**EXCERPT PROVIDED**
#####
The Royal College of Nursing (RCN) said strikes will continue for “as long as it takes”, while Unite warned of a “constant cycle” of industrial action.
Union leaders implored the UK Government to act to prevent further strike action but ministers have insisted they cannot afford “inflation-busting pay rises”.
The NHS is expecting upheaval across England as nurses from the RCN stage walk-outs alongside GMB and Unite paramedics, call handlers and other staff at ambulance trusts.
It is the first time ambulance workers and nurses have walked out on the same day.
Nurses will strike again tomorrow, ambulance workers again on Friday and physiotherapists on Thursday.
NHS leaders described the “most disruptive week of strikes to date” – but urged people to seek urgent and emergency care if they need it and attend appointments as planned unless they have been contacted in advance.
Unions in Wales largely suspended similar action after the Welsh government came forward with an improved pay offer on Friday.
Saffron Cordery, deputy chief executive of NHS Providers, which represents NHS trusts, told Sky News:
“I think it’s going to be a hugely disrupted day across the NHS. It’s going to be incredibly challenging.
#####
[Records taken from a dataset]
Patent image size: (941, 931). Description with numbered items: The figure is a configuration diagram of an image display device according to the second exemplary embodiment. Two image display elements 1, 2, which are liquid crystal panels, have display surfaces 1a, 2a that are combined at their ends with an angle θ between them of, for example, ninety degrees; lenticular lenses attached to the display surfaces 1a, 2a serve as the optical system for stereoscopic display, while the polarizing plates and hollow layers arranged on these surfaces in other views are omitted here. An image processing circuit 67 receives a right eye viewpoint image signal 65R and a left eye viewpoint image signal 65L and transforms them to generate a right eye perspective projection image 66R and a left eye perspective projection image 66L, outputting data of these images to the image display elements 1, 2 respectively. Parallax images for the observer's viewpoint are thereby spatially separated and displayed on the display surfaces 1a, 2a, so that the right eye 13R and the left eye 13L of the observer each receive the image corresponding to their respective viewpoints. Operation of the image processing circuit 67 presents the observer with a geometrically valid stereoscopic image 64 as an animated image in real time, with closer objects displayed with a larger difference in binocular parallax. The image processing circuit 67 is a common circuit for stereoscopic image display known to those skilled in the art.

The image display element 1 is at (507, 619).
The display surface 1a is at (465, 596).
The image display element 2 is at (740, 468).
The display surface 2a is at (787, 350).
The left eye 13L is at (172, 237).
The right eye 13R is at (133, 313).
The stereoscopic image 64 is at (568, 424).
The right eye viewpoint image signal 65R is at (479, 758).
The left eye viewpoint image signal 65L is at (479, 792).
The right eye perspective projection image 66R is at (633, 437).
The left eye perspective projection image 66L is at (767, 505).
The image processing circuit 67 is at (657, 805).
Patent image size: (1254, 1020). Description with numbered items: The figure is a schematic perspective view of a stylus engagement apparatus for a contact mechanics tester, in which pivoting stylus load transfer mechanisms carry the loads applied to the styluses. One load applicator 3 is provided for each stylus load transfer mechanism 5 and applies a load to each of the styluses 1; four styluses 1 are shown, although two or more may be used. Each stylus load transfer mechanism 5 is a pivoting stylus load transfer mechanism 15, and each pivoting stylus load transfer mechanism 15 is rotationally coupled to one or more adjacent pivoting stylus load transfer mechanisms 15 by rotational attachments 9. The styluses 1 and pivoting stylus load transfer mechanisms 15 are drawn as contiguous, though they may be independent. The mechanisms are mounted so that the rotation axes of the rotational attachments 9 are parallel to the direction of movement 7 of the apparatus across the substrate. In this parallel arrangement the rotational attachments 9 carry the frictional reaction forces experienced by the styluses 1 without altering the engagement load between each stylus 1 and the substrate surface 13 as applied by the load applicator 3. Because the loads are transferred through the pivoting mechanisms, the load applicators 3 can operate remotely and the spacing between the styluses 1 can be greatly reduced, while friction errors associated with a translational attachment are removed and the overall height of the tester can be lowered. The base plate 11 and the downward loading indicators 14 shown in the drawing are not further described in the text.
#####
**SET OF TASKS**
A: According to the excerpt on NHS strikes, what led unions in Wales to largely suspend similar action?
B: In the NHS strikes excerpt, swap "appointments" for "consultations" and give the text between "NHS leaders described" and "offer on Friday.", inclusive.
C: Continue the news excerpt about NHS strikes from the point where it stops.

**RESULTS**
A: The Welsh government came forward with an improved pay offer on Friday.

B:
NHS leaders described the “most disruptive week of strikes to date” – but urged people to seek urgent and emergency care if they need it and attend consultations as planned unless they have been contacted in advance.
Unions in Wales largely suspended similar action after the Welsh government came forward with an improved pay offer on Friday.

C:
“With both nurses and ambulance staff out on strike today, and nurses again tomorrow – and we’ve got physiotherapist later in the week and some ambulance staff again on Friday – we’re planning for an incredibly disrupted week.”
She said hospital leaders will need to “step away” from day-to-day tasks, including clearing the backlog of care and implementing the UK Government’s new Urgent and Emergency Care plan.
“They will be focusing simply on getting through the next couple of days and that will have a knock-on effect on patients,” she said.
“This isn’t just about the here and now, it’s about the knock-on effect. What does it mean when someone has a procedure, a test, an operation, delayed for a number of days, a number of weeks? That will have an impact on them.”
While urgent and emergency care remains open, Cordery said there could be an impact on cancer services in some parts of the country.
She urged the UK Government to negotiate with unions on 2022/23 pay.
“Well, I hope it ends by the Government coming around the table to negotiate a settlement for this year’s pay for NHS staff.
“I think that we need to recognise that NHS staff have faced soaring costs, cost of living has gone up, inflation has gone up, and the settlement from this year’s pay review body was made at a time when inflation wasn’t at the levels it’s at at the moment.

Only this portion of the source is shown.